* EXERCISE
Show all lines holding the string "percentage".

* SUPPLIED DATA
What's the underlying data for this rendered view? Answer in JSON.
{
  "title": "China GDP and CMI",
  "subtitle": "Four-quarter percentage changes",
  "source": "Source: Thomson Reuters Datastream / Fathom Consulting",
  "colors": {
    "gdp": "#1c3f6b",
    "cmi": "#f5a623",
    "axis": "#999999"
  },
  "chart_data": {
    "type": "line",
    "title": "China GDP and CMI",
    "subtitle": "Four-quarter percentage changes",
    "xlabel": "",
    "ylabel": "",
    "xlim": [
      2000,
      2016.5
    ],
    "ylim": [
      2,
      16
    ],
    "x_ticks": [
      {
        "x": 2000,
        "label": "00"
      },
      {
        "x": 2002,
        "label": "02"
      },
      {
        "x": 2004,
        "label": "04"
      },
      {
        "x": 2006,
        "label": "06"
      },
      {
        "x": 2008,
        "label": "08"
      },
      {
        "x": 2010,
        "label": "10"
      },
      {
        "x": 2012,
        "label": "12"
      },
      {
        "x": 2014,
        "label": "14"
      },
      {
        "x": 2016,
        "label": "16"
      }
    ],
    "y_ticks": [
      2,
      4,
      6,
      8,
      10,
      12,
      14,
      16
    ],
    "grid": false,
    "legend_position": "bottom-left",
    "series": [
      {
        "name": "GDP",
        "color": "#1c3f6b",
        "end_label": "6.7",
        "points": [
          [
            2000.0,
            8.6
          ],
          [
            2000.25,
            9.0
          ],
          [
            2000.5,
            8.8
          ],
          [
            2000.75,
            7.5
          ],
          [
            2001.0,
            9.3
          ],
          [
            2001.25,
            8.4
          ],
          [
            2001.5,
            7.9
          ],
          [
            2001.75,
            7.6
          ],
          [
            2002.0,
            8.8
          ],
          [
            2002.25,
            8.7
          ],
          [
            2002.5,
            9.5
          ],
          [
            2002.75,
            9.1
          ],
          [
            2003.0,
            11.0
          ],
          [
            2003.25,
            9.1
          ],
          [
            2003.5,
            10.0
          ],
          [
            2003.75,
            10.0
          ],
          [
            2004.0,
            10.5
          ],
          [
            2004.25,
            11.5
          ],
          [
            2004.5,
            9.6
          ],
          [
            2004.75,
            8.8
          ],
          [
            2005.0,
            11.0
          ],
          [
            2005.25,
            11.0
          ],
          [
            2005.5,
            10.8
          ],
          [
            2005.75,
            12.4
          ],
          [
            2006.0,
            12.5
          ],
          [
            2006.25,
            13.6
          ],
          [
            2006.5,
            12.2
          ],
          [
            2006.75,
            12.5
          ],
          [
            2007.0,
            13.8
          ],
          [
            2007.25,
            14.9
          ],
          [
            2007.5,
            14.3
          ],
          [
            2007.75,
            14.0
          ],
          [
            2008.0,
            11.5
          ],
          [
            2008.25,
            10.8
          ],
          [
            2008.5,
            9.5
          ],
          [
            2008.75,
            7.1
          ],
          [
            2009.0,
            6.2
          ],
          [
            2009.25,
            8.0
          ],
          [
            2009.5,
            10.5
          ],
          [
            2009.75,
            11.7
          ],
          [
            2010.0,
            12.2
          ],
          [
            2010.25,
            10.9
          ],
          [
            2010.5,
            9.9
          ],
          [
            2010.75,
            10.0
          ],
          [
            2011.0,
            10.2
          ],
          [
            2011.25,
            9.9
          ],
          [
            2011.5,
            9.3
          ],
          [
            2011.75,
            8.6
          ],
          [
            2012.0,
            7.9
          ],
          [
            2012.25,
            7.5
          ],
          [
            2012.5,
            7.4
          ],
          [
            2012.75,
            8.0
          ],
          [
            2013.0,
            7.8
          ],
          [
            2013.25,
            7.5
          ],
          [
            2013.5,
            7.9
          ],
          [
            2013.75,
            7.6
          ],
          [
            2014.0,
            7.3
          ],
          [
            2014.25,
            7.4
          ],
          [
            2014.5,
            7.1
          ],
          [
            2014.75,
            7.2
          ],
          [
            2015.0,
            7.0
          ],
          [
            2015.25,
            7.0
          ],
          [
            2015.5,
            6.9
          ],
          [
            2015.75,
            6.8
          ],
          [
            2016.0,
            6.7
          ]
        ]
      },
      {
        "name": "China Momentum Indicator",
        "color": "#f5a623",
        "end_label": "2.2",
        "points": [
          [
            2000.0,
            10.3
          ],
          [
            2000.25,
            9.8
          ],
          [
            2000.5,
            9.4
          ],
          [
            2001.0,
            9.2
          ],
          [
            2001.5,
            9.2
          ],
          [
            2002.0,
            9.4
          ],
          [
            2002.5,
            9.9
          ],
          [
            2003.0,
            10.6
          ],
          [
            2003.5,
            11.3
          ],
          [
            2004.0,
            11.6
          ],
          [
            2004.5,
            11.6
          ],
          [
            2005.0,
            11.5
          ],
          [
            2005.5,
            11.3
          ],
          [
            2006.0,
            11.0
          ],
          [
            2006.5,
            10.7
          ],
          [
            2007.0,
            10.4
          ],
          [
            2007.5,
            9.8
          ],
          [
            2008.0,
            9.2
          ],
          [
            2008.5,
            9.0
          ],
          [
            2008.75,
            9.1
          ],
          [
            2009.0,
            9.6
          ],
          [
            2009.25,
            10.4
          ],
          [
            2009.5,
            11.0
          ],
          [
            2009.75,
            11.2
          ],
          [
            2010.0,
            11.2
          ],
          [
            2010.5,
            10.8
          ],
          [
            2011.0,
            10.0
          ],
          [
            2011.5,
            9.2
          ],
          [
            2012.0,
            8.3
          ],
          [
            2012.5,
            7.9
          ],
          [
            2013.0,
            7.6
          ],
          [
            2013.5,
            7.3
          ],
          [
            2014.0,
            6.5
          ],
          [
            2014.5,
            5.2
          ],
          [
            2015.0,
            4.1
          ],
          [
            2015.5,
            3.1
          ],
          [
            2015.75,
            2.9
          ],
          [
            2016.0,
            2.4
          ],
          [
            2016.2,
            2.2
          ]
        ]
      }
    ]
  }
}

* THE RESPONSE
  "subtitle": "Four-quarter percentage changes",
    "subtitle": "Four-quarter percentage changes",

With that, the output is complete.